**WHAT IS EXPECTED**
For this exercise, copy out each line of the material below that includes "Whether".

**Stored items**

______________________________

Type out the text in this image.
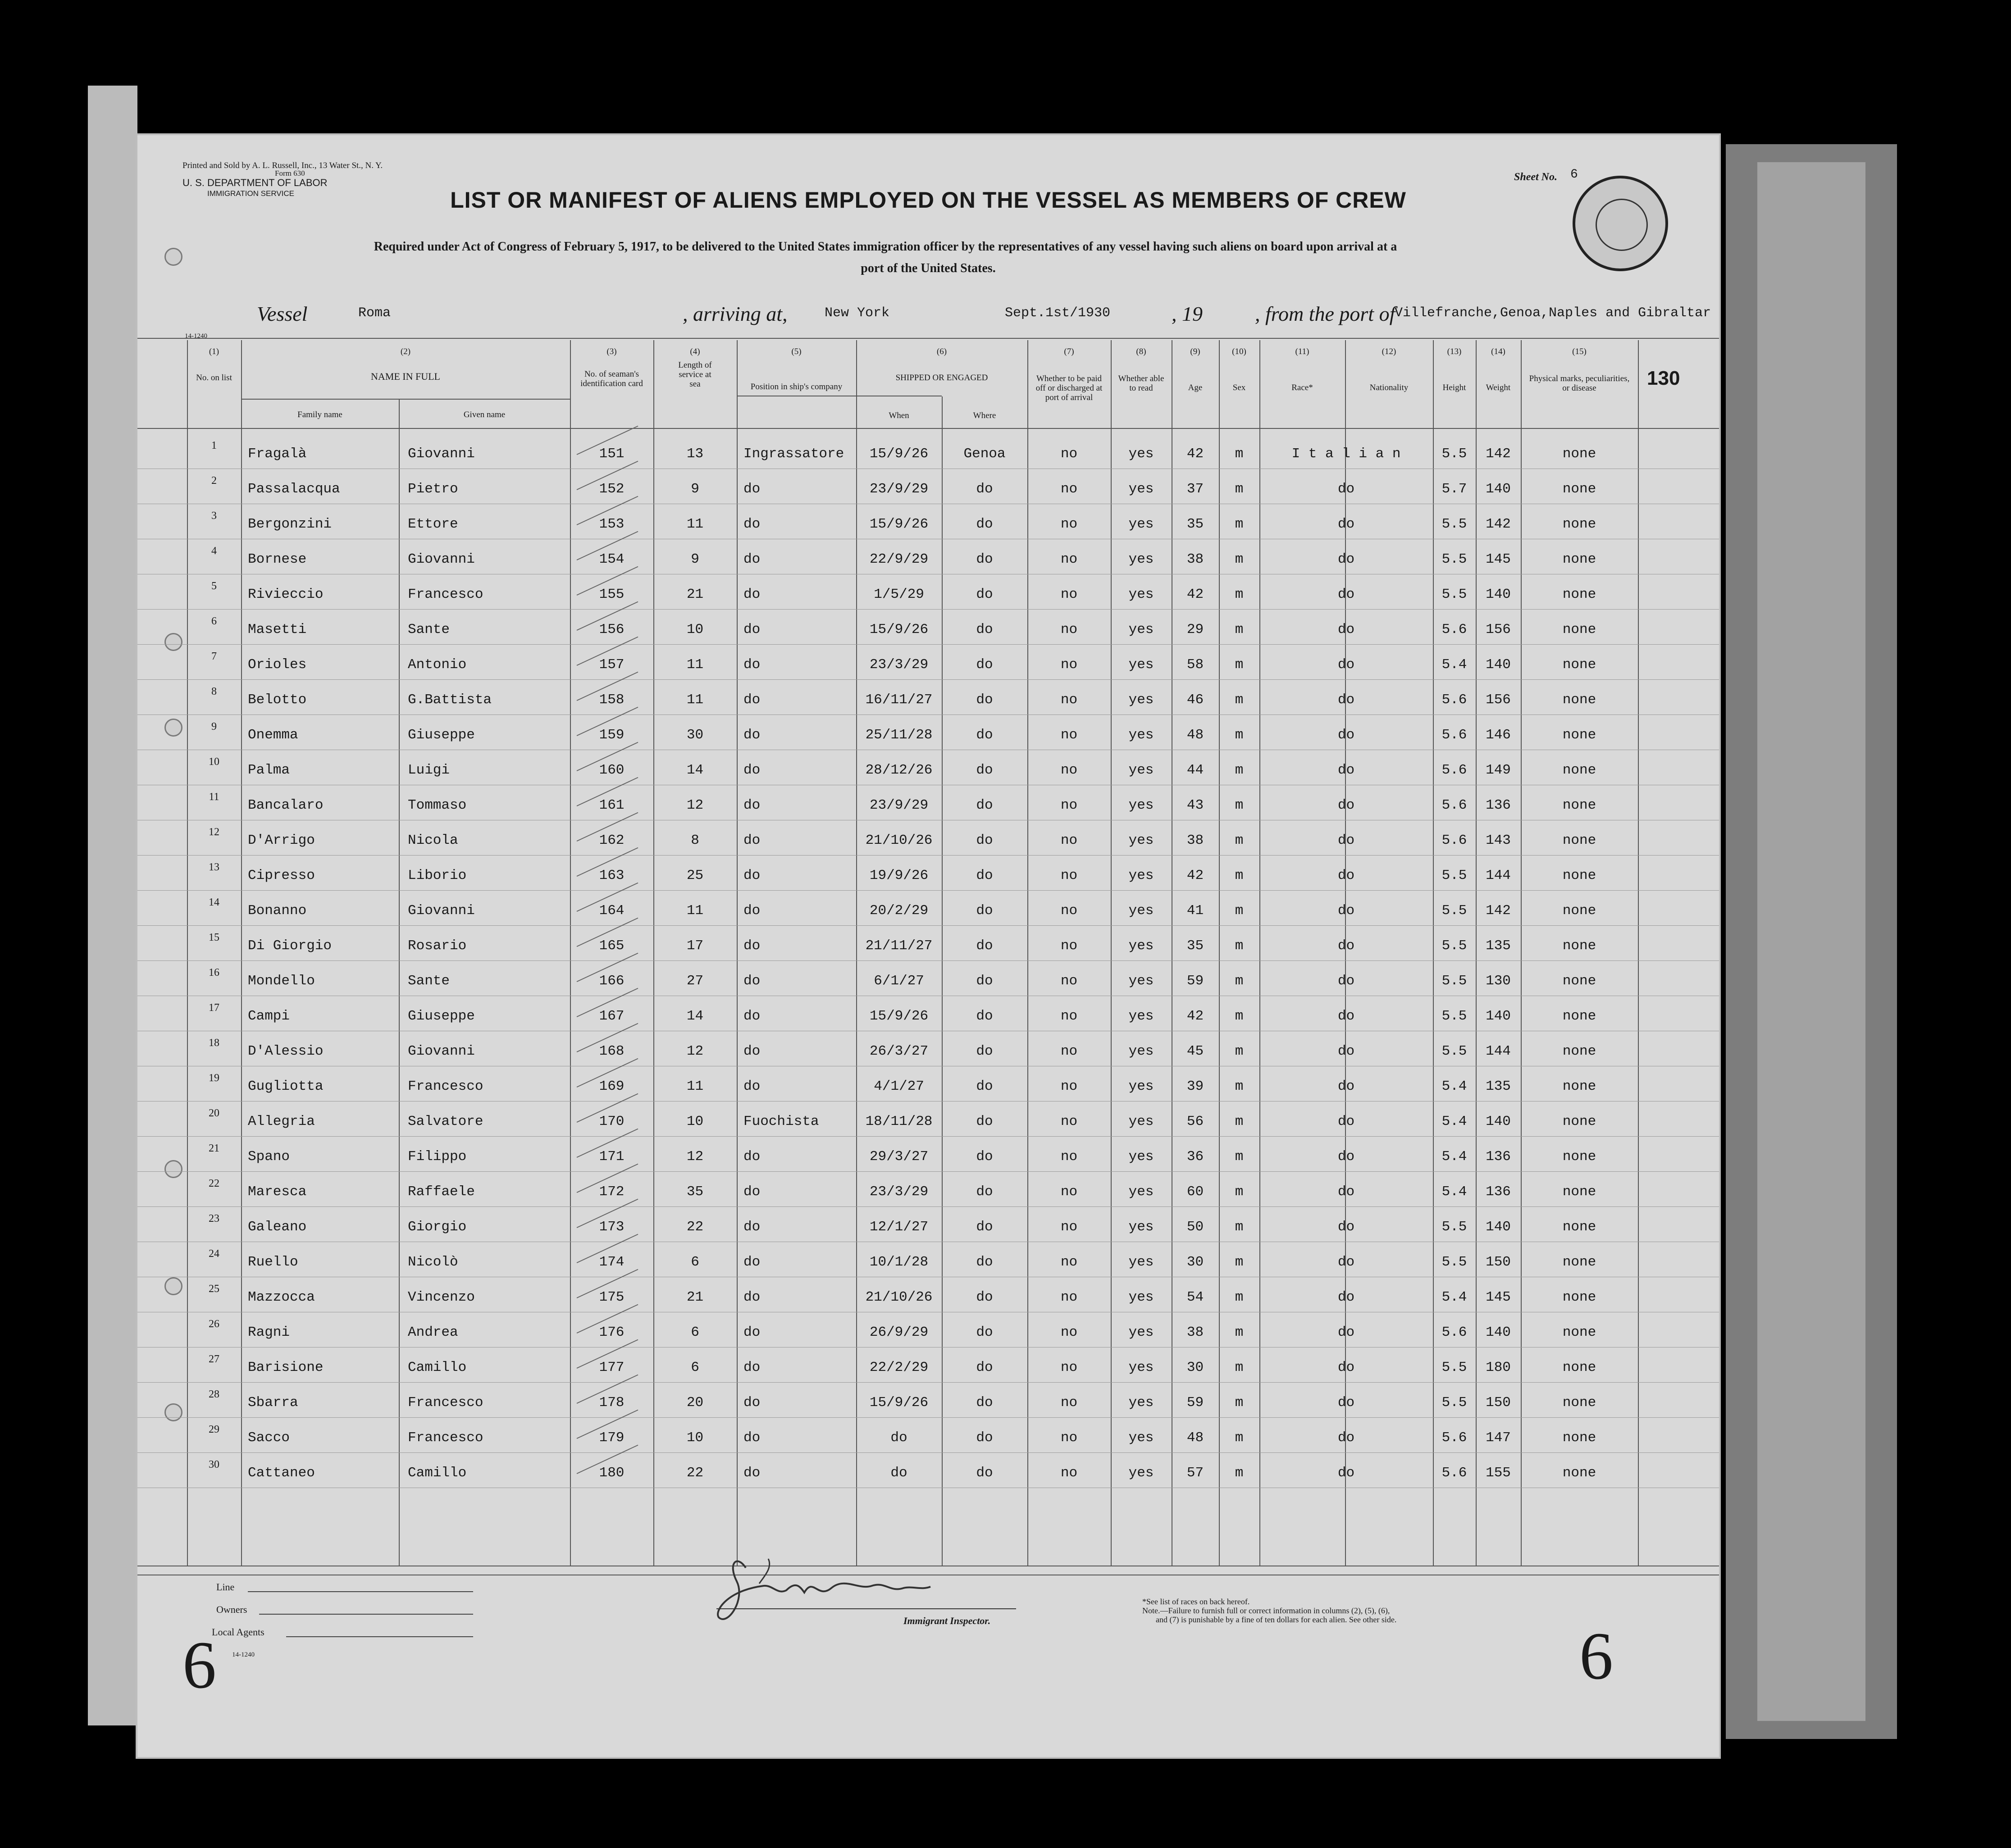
Printed and Sold by A. L. Russell, Inc., 13 Water St., N. Y.
Form 630
U. S. DEPARTMENT OF LABOR
IMMIGRATION SERVICE
Sheet No. 6
LIST OR MANIFEST OF ALIENS EMPLOYED ON THE VESSEL AS MEMBERS OF CREW
Required under Act of Congress of February 5, 1917, to be delivered to the United States immigration officer by the representatives of any vessel having such aliens on board upon arrival at a
port of the United States.
Vessel	Roma	, arriving at,	New York	Sept.1st/1930	, 19	, from the port of
Villefranche,Genoa,Naples and Gibraltar
14-1240
(1)
No. on list
(2)
NAME IN FULL
Family name	Given name
(3)
No. of seaman's identification card
(4)
Length of service at sea
(5)
Position in ship's company
(6)
SHIPPED OR ENGAGED
When	Where
(7)
Whether to be paid off or discharged at port of arrival
(8)
Whether able to read
(9)
Age
(10)
Sex
(11)
Race*
(12)
Nationality
(13)
Height
(14)
Weight
(15)
Physical marks, peculiarities, or disease	130
1
Fragalà	Giovanni	151	13	Ingrassatore	15/9/26	Genoa	no	yes	42	m	I t a l i a n	5.5	142	none
2
Passalacqua	Pietro	152	9	do	23/9/29	do	no	yes	37	m	do	5.7	140	none
3
Bergonzini	Ettore	153	11	do	15/9/26	do	no	yes	35	m	do	5.5	142	none
4
Bornese	Giovanni	154	9	do	22/9/29	do	no	yes	38	m	do	5.5	145	none
5
Rivieccio	Francesco	155	21	do	1/5/29	do	no	yes	42	m	do	5.5	140	none
6
Masetti	Sante	156	10	do	15/9/26	do	no	yes	29	m	do	5.6	156	none
7
Orioles	Antonio	157	11	do	23/3/29	do	no	yes	58	m	do	5.4	140	none
8
Belotto	G.Battista	158	11	do	16/11/27	do	no	yes	46	m	do	5.6	156	none
9
Onemma	Giuseppe	159	30	do	25/11/28	do	no	yes	48	m	do	5.6	146	none
10
Palma	Luigi	160	14	do	28/12/26	do	no	yes	44	m	do	5.6	149	none
11
Bancalaro	Tommaso	161	12	do	23/9/29	do	no	yes	43	m	do	5.6	136	none
12
D'Arrigo	Nicola	162	8	do	21/10/26	do	no	yes	38	m	do	5.6	143	none
13
Cipresso	Liborio	163	25	do	19/9/26	do	no	yes	42	m	do	5.5	144	none
14
Bonanno	Giovanni	164	11	do	20/2/29	do	no	yes	41	m	do	5.5	142	none
15
Di Giorgio	Rosario	165	17	do	21/11/27	do	no	yes	35	m	do	5.5	135	none
16
Mondello	Sante	166	27	do	6/1/27	do	no	yes	59	m	do	5.5	130	none
17
Campi	Giuseppe	167	14	do	15/9/26	do	no	yes	42	m	do	5.5	140	none
18
D'Alessio	Giovanni	168	12	do	26/3/27	do	no	yes	45	m	do	5.5	144	none
19
Gugliotta	Francesco	169	11	do	4/1/27	do	no	yes	39	m	do	5.4	135	none
20
Allegria	Salvatore	170	10	Fuochista	18/11/28	do	no	yes	56	m	do	5.4	140	none
21
Spano	Filippo	171	12	do	29/3/27	do	no	yes	36	m	do	5.4	136	none
22
Maresca	Raffaele	172	35	do	23/3/29	do	no	yes	60	m	do	5.4	136	none
23
Galeano	Giorgio	173	22	do	12/1/27	do	no	yes	50	m	do	5.5	140	none
24
Ruello	Nicolò	174	6	do	10/1/28	do	no	yes	30	m	do	5.5	150	none
25
Mazzocca	Vincenzo	175	21	do	21/10/26	do	no	yes	54	m	do	5.4	145	none
26
Ragni	Andrea	176	6	do	26/9/29	do	no	yes	38	m	do	5.6	140	none
27
Barisione	Camillo	177	6	do	22/2/29	do	no	yes	30	m	do	5.5	180	none
28
Sbarra	Francesco	178	20	do	15/9/26	do	no	yes	59	m	do	5.5	150	none
29
Sacco	Francesco	179	10	do	do	do	no	yes	48	m	do	5.6	147	none
30
Cattaneo	Camillo	180	22	do	do	do	no	yes	57	m	do	5.6	155	none
Line
Owners
Local Agents
14-1240
Immigrant Inspector.
*See list of races on back hereof.
Note.—Failure to furnish full or correct information in columns (2), (5), (6),
and (7) is punishable by a fine of ten dollars for each alien. See other side.
6	6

______________________________

**THE COMPLETED TASK**
Whether to be paid off or discharged at port of arrival
Whether able to read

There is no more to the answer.